→ Instructions for the task
Pull out every line containing the string "Warning".

→ Data to process
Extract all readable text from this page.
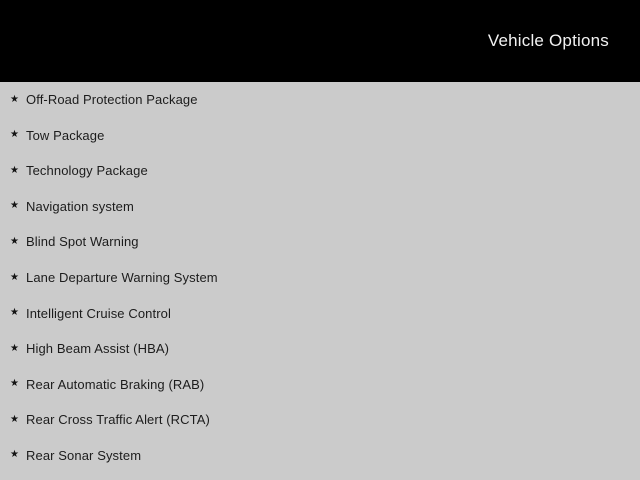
Vehicle Options
★ Off-Road Protection Package
★ Tow Package
★ Technology Package
★ Navigation system
★ Blind Spot Warning
★ Lane Departure Warning System
★ Intelligent Cruise Control
★ High Beam Assist (HBA)
★ Rear Automatic Braking (RAB)
★ Rear Cross Traffic Alert (RCTA)
★ Rear Sonar System
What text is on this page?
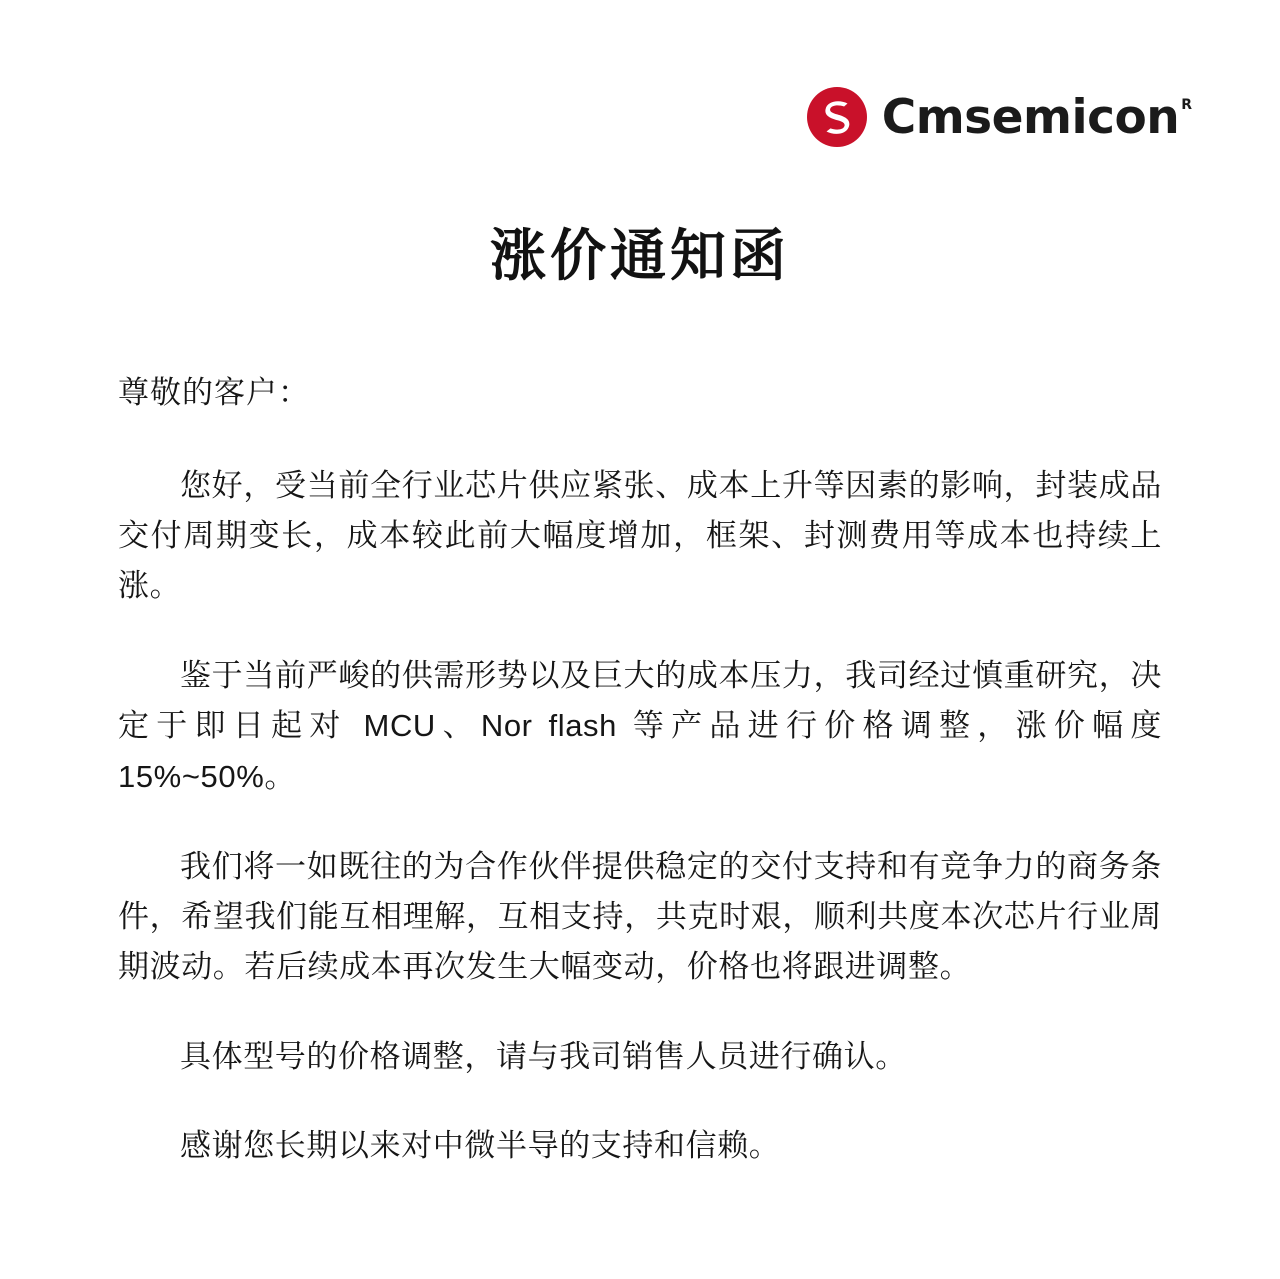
Cmsemicon R
涨价通知函
尊敬的客户：

您好，受当前全行业芯片供应紧张、成本上升等因素的影响，封装成品交付周期变长，成本较此前大幅度增加，框架、封测费用等成本也持续上涨。

鉴于当前严峻的供需形势以及巨大的成本压力，我司经过慎重研究，决定于即日起对 MCU、Nor flash 等产品进行价格调整，涨价幅度15%~50%。

我们将一如既往的为合作伙伴提供稳定的交付支持和有竞争力的商务条件，希望我们能互相理解，互相支持，共克时艰，顺利共度本次芯片行业周期波动。若后续成本再次发生大幅变动，价格也将跟进调整。

具体型号的价格调整，请与我司销售人员进行确认。

感谢您长期以来对中微半导的支持和信赖。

→ Reply to the task
★ Blind Spot Warning
★ Lane Departure Warning System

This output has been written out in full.